EXERCISE AIM: Copy all of the records below verbatim.

AVAILABLE DATA:
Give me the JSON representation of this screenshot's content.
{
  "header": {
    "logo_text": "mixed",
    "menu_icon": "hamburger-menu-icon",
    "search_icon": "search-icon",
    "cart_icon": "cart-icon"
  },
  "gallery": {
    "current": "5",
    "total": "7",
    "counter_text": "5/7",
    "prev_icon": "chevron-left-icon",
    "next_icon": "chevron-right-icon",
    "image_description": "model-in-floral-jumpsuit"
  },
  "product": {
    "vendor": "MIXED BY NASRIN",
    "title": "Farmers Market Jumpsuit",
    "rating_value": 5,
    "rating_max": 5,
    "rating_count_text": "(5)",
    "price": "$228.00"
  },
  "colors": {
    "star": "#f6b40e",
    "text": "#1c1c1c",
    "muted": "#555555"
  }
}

THE REPLY:
Give me the JSON representation of this screenshot's content.
{
  "header": {
    "logo_text": "mixed",
    "menu_icon": "hamburger-menu-icon",
    "search_icon": "search-icon",
    "cart_icon": "cart-icon"
  },
  "gallery": {
    "current": "5",
    "total": "7",
    "counter_text": "5/7",
    "prev_icon": "chevron-left-icon",
    "next_icon": "chevron-right-icon",
    "image_description": "model-in-floral-jumpsuit"
  },
  "product": {
    "vendor": "MIXED BY NASRIN",
    "title": "Farmers Market Jumpsuit",
    "rating_value": 5,
    "rating_max": 5,
    "rating_count_text": "(5)",
    "price": "$228.00"
  },
  "colors": {
    "star": "#f6b40e",
    "text": "#1c1c1c",
    "muted": "#555555"
  }
}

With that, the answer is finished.